• _Request_
Locate every line that holds the string "title" and copy it.

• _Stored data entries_

** START **

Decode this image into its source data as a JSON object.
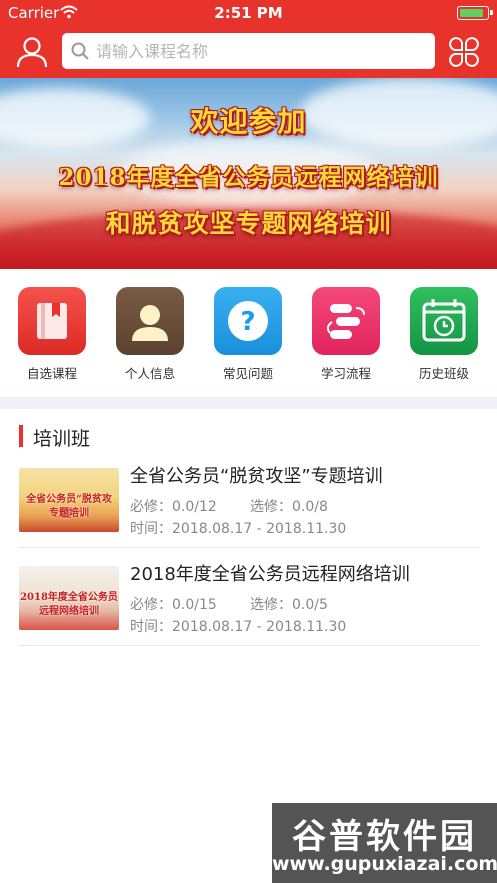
{
  "status_bar": {
    "carrier": "Carrier",
    "time": "2:51 PM",
    "battery_level": 0.9
  },
  "nav": {
    "search_placeholder": "请输入课程名称"
  },
  "banner": {
    "line1": "欢迎参加",
    "line2": "2018年度全省公务员远程网络培训",
    "line3": "和脱贫攻坚专题网络培训"
  },
  "quick_menu": [
    {
      "label": "自选课程",
      "icon": "book-icon",
      "color": "#e8322c"
    },
    {
      "label": "个人信息",
      "icon": "person-icon",
      "color": "#6b4f3a"
    },
    {
      "label": "常见问题",
      "icon": "question-icon",
      "color": "#1e9be6"
    },
    {
      "label": "学习流程",
      "icon": "process-icon",
      "color": "#ec2f6b"
    },
    {
      "label": "历史班级",
      "icon": "calendar-clock-icon",
      "color": "#16a34a"
    }
  ],
  "section": {
    "title": "培训班"
  },
  "courses": [
    {
      "title": "全省公务员“脱贫攻坚”专题培训",
      "required": "必修：0.0/12",
      "elective": "选修：0.0/8",
      "date": "时间：2018.08.17 - 2018.11.30",
      "thumb_text1": "全省公务员“脱贫攻坚”",
      "thumb_text2": "专题培训"
    },
    {
      "title": "2018年度全省公务员远程网络培训",
      "required": "必修：0.0/15",
      "elective": "选修：0.0/5",
      "date": "时间：2018.08.17 - 2018.11.30",
      "thumb_text1": "2018年度全省公务员",
      "thumb_text2": "远程网络培训"
    }
  ],
  "watermark": {
    "title": "谷普软件园",
    "url": "www.gupuxiazai.com"
  },
  "colors": {
    "brand_red": "#e8322c",
    "band_gray": "#edf0f4"
  }
}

** END **

• _Solution for this problem_
    "title": "培训班"
      "title": "全省公务员“脱贫攻坚”专题培训",
      "title": "2018年度全省公务员远程网络培训",
    "title": "谷普软件园",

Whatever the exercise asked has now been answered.